» **Task data**:

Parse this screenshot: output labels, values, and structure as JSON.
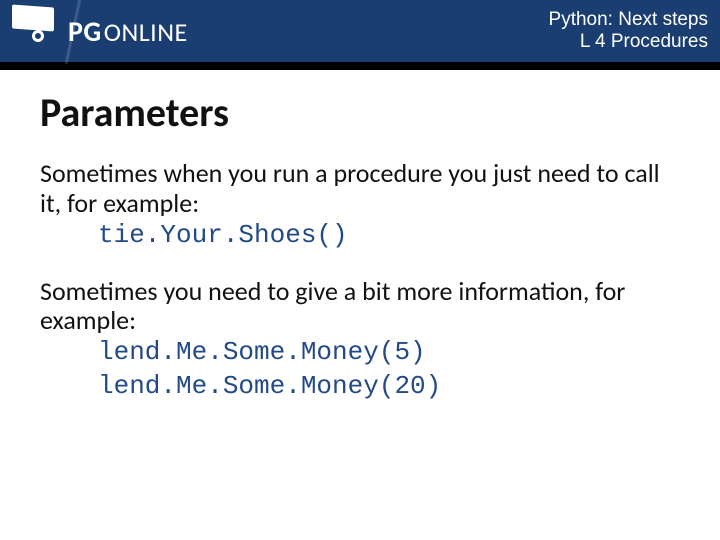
{
  "header": {
    "brand_pg": "PG",
    "brand_online": "ONLINE",
    "crumb_line1": "Python: Next steps",
    "crumb_line2": "L 4 Procedures"
  },
  "slide": {
    "title": "Parameters",
    "p1": "Sometimes when you run a procedure you just need to call it, for example:",
    "code1": "tie.Your.Shoes()",
    "p2": "Sometimes you need to give a bit more information, for example:",
    "code2a": "lend.Me.Some.Money(5)",
    "code2b": "lend.Me.Some.Money(20)"
  }
}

» **What needs to be done**:
Excluding the pictures, reproduce every entry exactly as given.

» **The response**:
Parse this screenshot: output labels, values, and structure as JSON.
{
  "header": {
    "brand_pg": "PG",
    "brand_online": "ONLINE",
    "crumb_line1": "Python: Next steps",
    "crumb_line2": "L 4 Procedures"
  },
  "slide": {
    "title": "Parameters",
    "p1": "Sometimes when you run a procedure you just need to call it, for example:",
    "code1": "tie.Your.Shoes()",
    "p2": "Sometimes you need to give a bit more information, for example:",
    "code2a": "lend.Me.Some.Money(5)",
    "code2b": "lend.Me.Some.Money(20)"
  }
}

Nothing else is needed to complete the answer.